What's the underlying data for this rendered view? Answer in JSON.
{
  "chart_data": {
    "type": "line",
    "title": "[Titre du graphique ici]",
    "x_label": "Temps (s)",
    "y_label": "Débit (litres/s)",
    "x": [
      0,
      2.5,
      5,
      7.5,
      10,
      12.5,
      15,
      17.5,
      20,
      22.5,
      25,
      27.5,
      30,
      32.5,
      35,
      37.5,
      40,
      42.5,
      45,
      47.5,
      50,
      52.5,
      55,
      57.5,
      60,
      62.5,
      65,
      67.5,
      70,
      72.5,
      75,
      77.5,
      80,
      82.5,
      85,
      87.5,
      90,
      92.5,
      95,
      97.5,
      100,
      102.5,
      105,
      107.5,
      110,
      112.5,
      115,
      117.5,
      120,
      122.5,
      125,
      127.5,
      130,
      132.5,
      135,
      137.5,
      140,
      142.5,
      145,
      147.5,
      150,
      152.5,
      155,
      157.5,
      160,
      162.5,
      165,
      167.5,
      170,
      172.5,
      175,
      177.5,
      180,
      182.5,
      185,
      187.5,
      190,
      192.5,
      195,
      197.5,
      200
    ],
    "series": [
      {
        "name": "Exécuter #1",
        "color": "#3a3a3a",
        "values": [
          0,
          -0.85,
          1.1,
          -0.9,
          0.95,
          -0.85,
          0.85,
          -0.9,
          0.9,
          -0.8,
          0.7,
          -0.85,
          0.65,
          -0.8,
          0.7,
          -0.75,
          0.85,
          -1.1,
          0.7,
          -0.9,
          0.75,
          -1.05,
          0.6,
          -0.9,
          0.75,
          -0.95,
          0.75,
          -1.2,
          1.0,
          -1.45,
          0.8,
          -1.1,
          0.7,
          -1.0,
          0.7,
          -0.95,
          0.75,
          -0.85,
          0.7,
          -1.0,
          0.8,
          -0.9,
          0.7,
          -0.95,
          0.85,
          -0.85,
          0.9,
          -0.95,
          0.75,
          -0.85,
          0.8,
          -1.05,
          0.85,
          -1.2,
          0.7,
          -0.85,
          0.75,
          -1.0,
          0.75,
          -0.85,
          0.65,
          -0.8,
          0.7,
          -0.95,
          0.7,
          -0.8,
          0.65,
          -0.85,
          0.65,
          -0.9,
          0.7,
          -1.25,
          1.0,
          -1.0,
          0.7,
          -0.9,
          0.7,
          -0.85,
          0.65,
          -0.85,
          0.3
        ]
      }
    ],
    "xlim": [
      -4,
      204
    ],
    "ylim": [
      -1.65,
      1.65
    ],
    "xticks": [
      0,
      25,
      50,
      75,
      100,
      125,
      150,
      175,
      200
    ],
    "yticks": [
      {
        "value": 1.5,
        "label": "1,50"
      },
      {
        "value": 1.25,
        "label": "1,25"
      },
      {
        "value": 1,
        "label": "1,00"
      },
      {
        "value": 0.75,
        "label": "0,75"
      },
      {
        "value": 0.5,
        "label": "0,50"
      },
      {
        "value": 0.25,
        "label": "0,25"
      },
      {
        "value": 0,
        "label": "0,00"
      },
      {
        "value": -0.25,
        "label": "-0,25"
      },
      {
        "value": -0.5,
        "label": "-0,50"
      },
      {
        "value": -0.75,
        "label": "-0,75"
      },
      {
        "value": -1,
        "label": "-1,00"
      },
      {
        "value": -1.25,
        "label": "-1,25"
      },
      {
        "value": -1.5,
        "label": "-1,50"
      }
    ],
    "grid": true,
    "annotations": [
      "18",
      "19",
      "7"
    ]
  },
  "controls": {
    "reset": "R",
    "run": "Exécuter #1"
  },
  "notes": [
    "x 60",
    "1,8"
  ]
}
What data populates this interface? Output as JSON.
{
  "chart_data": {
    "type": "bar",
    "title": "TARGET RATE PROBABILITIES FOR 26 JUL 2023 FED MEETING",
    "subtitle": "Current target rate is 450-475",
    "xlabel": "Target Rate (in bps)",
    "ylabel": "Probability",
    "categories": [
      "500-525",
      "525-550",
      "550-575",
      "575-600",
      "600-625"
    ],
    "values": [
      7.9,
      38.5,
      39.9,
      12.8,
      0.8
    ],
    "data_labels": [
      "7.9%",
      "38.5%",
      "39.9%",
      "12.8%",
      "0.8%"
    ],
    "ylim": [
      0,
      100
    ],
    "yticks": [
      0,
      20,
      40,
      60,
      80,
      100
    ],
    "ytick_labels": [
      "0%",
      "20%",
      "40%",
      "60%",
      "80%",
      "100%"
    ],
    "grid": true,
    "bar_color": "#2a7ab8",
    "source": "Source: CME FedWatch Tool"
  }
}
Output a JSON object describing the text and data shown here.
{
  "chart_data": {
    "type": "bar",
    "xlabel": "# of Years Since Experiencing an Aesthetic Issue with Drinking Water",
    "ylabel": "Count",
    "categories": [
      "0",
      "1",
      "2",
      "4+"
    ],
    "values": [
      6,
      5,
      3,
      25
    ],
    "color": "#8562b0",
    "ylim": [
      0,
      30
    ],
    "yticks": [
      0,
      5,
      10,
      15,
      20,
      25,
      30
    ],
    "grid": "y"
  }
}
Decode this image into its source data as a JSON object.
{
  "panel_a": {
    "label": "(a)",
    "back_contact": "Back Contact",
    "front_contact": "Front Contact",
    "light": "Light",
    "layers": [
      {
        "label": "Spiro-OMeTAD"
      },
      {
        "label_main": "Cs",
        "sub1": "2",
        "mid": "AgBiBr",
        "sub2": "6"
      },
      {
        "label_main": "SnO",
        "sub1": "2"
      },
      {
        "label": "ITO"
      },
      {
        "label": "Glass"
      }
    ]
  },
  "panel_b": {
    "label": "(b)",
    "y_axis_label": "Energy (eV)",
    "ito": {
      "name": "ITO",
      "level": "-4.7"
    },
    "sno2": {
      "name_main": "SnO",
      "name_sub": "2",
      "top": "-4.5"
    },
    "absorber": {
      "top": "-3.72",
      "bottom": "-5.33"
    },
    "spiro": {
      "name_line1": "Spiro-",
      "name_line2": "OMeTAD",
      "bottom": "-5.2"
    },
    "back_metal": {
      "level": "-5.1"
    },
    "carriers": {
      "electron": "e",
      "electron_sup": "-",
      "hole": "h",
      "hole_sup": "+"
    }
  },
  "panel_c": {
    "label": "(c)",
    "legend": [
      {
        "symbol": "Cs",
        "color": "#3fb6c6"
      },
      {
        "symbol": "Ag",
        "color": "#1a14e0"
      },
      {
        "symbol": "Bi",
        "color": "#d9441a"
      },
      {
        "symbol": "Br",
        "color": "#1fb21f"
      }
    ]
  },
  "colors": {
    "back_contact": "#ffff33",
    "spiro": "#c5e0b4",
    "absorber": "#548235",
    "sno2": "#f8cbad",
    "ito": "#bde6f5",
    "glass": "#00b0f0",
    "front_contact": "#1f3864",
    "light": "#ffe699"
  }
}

______________________________

### Stated problem
Send back every record, precisely as written.

### Answer to this problem
What's the underlying data for this rendered view? Answer in JSON.
{
  "chart_data": {
    "type": "line",
    "title": "[Titre du graphique ici]",
    "x_label": "Temps (s)",
    "y_label": "Débit (litres/s)",
    "x": [
      0,
      2.5,
      5,
      7.5,
      10,
      12.5,
      15,
      17.5,
      20,
      22.5,
      25,
      27.5,
      30,
      32.5,
      35,
      37.5,
      40,
      42.5,
      45,
      47.5,
      50,
      52.5,
      55,
      57.5,
      60,
      62.5,
      65,
      67.5,
      70,
      72.5,
      75,
      77.5,
      80,
      82.5,
      85,
      87.5,
      90,
      92.5,
      95,
      97.5,
      100,
      102.5,
      105,
      107.5,
      110,
      112.5,
      115,
      117.5,
      120,
      122.5,
      125,
      127.5,
      130,
      132.5,
      135,
      137.5,
      140,
      142.5,
      145,
      147.5,
      150,
      152.5,
      155,
      157.5,
      160,
      162.5,
      165,
      167.5,
      170,
      172.5,
      175,
      177.5,
      180,
      182.5,
      185,
      187.5,
      190,
      192.5,
      195,
      197.5,
      200
    ],
    "series": [
      {
        "name": "Exécuter #1",
        "color": "#3a3a3a",
        "values": [
          0,
          -0.85,
          1.1,
          -0.9,
          0.95,
          -0.85,
          0.85,
          -0.9,
          0.9,
          -0.8,
          0.7,
          -0.85,
          0.65,
          -0.8,
          0.7,
          -0.75,
          0.85,
          -1.1,
          0.7,
          -0.9,
          0.75,
          -1.05,
          0.6,
          -0.9,
          0.75,
          -0.95,
          0.75,
          -1.2,
          1.0,
          -1.45,
          0.8,
          -1.1,
          0.7,
          -1.0,
          0.7,
          -0.95,
          0.75,
          -0.85,
          0.7,
          -1.0,
          0.8,
          -0.9,
          0.7,
          -0.95,
          0.85,
          -0.85,
          0.9,
          -0.95,
          0.75,
          -0.85,
          0.8,
          -1.05,
          0.85,
          -1.2,
          0.7,
          -0.85,
          0.75,
          -1.0,
          0.75,
          -0.85,
          0.65,
          -0.8,
          0.7,
          -0.95,
          0.7,
          -0.8,
          0.65,
          -0.85,
          0.65,
          -0.9,
          0.7,
          -1.25,
          1.0,
          -1.0,
          0.7,
          -0.9,
          0.7,
          -0.85,
          0.65,
          -0.85,
          0.3
        ]
      }
    ],
    "xlim": [
      -4,
      204
    ],
    "ylim": [
      -1.65,
      1.65
    ],
    "xticks": [
      0,
      25,
      50,
      75,
      100,
      125,
      150,
      175,
      200
    ],
    "yticks": [
      {
        "value": 1.5,
        "label": "1,50"
      },
      {
        "value": 1.25,
        "label": "1,25"
      },
      {
        "value": 1,
        "label": "1,00"
      },
      {
        "value": 0.75,
        "label": "0,75"
      },
      {
        "value": 0.5,
        "label": "0,50"
      },
      {
        "value": 0.25,
        "label": "0,25"
      },
      {
        "value": 0,
        "label": "0,00"
      },
      {
        "value": -0.25,
        "label": "-0,25"
      },
      {
        "value": -0.5,
        "label": "-0,50"
      },
      {
        "value": -0.75,
        "label": "-0,75"
      },
      {
        "value": -1,
        "label": "-1,00"
      },
      {
        "value": -1.25,
        "label": "-1,25"
      },
      {
        "value": -1.5,
        "label": "-1,50"
      }
    ],
    "grid": true,
    "annotations": [
      "18",
      "19",
      "7"
    ]
  },
  "controls": {
    "reset": "R",
    "run": "Exécuter #1"
  },
  "notes": [
    "x 60",
    "1,8"
  ]
}
What data populates this interface? Output as JSON.
{
  "chart_data": {
    "type": "bar",
    "title": "TARGET RATE PROBABILITIES FOR 26 JUL 2023 FED MEETING",
    "subtitle": "Current target rate is 450-475",
    "xlabel": "Target Rate (in bps)",
    "ylabel": "Probability",
    "categories": [
      "500-525",
      "525-550",
      "550-575",
      "575-600",
      "600-625"
    ],
    "values": [
      7.9,
      38.5,
      39.9,
      12.8,
      0.8
    ],
    "data_labels": [
      "7.9%",
      "38.5%",
      "39.9%",
      "12.8%",
      "0.8%"
    ],
    "ylim": [
      0,
      100
    ],
    "yticks": [
      0,
      20,
      40,
      60,
      80,
      100
    ],
    "ytick_labels": [
      "0%",
      "20%",
      "40%",
      "60%",
      "80%",
      "100%"
    ],
    "grid": true,
    "bar_color": "#2a7ab8",
    "source": "Source: CME FedWatch Tool"
  }
}
Output a JSON object describing the text and data shown here.
{
  "chart_data": {
    "type": "bar",
    "xlabel": "# of Years Since Experiencing an Aesthetic Issue with Drinking Water",
    "ylabel": "Count",
    "categories": [
      "0",
      "1",
      "2",
      "4+"
    ],
    "values": [
      6,
      5,
      3,
      25
    ],
    "color": "#8562b0",
    "ylim": [
      0,
      30
    ],
    "yticks": [
      0,
      5,
      10,
      15,
      20,
      25,
      30
    ],
    "grid": "y"
  }
}
Decode this image into its source data as a JSON object.
{
  "panel_a": {
    "label": "(a)",
    "back_contact": "Back Contact",
    "front_contact": "Front Contact",
    "light": "Light",
    "layers": [
      {
        "label": "Spiro-OMeTAD"
      },
      {
        "label_main": "Cs",
        "sub1": "2",
        "mid": "AgBiBr",
        "sub2": "6"
      },
      {
        "label_main": "SnO",
        "sub1": "2"
      },
      {
        "label": "ITO"
      },
      {
        "label": "Glass"
      }
    ]
  },
  "panel_b": {
    "label": "(b)",
    "y_axis_label": "Energy (eV)",
    "ito": {
      "name": "ITO",
      "level": "-4.7"
    },
    "sno2": {
      "name_main": "SnO",
      "name_sub": "2",
      "top": "-4.5"
    },
    "absorber": {
      "top": "-3.72",
      "bottom": "-5.33"
    },
    "spiro": {
      "name_line1": "Spiro-",
      "name_line2": "OMeTAD",
      "bottom": "-5.2"
    },
    "back_metal": {
      "level": "-5.1"
    },
    "carriers": {
      "electron": "e",
      "electron_sup": "-",
      "hole": "h",
      "hole_sup": "+"
    }
  },
  "panel_c": {
    "label": "(c)",
    "legend": [
      {
        "symbol": "Cs",
        "color": "#3fb6c6"
      },
      {
        "symbol": "Ag",
        "color": "#1a14e0"
      },
      {
        "symbol": "Bi",
        "color": "#d9441a"
      },
      {
        "symbol": "Br",
        "color": "#1fb21f"
      }
    ]
  },
  "colors": {
    "back_contact": "#ffff33",
    "spiro": "#c5e0b4",
    "absorber": "#548235",
    "sno2": "#f8cbad",
    "ito": "#bde6f5",
    "glass": "#00b0f0",
    "front_contact": "#1f3864",
    "light": "#ffe699"
  }
}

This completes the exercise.